> _TASK REQUIREMENTS_
Please report each line of the entries below that contains the string "公示说明". Case counts.

> _ENTRIES_
** Start **

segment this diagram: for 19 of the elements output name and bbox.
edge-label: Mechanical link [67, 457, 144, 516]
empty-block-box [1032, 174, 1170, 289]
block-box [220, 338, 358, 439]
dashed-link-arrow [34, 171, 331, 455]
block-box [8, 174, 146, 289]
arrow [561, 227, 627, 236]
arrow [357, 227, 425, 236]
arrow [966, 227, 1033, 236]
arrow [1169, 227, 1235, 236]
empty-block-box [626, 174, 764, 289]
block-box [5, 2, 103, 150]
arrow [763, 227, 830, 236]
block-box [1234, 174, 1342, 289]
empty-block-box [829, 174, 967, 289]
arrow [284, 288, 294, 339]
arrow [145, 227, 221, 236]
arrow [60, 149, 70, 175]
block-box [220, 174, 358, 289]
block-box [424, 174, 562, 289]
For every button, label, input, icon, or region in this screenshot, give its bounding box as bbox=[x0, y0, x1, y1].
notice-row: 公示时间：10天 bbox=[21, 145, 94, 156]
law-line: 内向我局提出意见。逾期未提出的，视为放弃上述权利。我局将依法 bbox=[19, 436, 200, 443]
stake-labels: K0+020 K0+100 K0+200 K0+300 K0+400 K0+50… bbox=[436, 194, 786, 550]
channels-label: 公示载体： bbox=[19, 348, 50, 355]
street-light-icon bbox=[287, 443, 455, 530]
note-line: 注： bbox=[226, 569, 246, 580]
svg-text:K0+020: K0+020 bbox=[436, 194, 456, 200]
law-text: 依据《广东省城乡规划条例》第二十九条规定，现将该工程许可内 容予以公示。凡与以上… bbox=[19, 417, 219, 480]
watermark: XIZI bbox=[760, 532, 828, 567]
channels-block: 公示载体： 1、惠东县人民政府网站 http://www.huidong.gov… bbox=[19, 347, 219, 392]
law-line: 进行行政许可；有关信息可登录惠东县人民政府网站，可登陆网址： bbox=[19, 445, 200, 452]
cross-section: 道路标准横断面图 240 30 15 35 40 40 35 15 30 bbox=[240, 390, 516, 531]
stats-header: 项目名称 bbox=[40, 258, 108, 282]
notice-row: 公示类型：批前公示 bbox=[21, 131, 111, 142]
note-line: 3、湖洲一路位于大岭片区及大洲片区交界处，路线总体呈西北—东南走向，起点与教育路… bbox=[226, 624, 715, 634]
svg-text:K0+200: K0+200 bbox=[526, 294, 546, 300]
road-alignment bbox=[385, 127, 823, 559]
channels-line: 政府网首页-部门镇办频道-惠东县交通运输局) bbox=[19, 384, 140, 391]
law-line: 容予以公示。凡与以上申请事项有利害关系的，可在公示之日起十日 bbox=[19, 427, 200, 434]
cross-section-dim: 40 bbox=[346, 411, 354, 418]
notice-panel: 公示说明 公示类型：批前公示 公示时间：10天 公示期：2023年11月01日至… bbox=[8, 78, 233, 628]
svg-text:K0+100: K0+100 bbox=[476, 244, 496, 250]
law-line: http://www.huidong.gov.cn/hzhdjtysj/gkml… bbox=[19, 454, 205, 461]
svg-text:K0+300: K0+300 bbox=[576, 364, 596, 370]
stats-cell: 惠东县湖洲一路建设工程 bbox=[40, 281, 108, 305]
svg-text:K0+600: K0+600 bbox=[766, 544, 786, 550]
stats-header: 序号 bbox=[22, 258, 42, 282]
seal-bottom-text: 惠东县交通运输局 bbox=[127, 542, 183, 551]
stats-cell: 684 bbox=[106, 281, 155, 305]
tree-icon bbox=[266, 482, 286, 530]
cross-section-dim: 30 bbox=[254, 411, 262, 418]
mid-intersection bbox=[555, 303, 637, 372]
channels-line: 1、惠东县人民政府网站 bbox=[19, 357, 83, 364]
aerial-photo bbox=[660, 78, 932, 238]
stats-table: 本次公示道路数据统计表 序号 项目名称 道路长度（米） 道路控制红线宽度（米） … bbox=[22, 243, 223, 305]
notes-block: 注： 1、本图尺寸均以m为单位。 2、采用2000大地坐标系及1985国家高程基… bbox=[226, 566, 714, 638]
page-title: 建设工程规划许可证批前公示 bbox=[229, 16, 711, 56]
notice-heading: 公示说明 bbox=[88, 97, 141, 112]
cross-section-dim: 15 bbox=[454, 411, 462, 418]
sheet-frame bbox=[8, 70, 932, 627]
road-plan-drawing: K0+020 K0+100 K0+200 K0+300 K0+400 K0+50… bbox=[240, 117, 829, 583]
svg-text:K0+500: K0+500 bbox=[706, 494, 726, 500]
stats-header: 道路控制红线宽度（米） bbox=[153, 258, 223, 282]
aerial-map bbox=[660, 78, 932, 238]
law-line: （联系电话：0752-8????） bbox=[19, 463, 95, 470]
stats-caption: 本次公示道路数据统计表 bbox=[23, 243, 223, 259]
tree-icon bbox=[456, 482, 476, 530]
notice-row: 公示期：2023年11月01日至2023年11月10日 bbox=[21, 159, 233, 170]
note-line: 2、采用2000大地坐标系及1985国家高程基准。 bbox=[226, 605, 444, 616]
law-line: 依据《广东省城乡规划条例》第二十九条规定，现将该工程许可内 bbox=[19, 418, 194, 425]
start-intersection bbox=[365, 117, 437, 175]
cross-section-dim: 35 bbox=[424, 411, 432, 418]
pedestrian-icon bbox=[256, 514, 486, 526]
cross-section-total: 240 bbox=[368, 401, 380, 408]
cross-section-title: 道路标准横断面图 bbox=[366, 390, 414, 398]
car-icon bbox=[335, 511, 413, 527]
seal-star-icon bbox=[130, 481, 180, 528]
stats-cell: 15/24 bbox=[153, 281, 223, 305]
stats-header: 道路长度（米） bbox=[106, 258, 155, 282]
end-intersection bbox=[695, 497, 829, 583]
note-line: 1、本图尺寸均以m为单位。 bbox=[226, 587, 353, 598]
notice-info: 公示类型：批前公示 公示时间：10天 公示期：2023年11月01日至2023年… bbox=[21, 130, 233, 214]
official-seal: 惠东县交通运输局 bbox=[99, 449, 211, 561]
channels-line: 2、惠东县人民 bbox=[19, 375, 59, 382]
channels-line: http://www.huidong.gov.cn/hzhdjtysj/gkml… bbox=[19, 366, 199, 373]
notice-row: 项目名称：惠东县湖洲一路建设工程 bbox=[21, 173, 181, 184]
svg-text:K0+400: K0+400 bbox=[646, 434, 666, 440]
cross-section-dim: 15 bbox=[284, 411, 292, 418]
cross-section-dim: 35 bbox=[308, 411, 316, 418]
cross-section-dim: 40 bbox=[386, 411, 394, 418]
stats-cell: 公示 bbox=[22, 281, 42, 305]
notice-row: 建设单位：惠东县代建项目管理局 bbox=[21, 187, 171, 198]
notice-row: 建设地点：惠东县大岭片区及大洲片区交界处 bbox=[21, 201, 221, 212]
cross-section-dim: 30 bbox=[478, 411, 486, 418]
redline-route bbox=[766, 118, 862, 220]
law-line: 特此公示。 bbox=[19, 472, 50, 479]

** End **

> _EXERCISE OUTPUT_
notice-panel: 公示说明 公示类型：批前公示 公示时间：10天 公示期：2023年11月01日至… bbox=[8, 78, 233, 628]
notice-heading: 公示说明 bbox=[88, 97, 141, 112]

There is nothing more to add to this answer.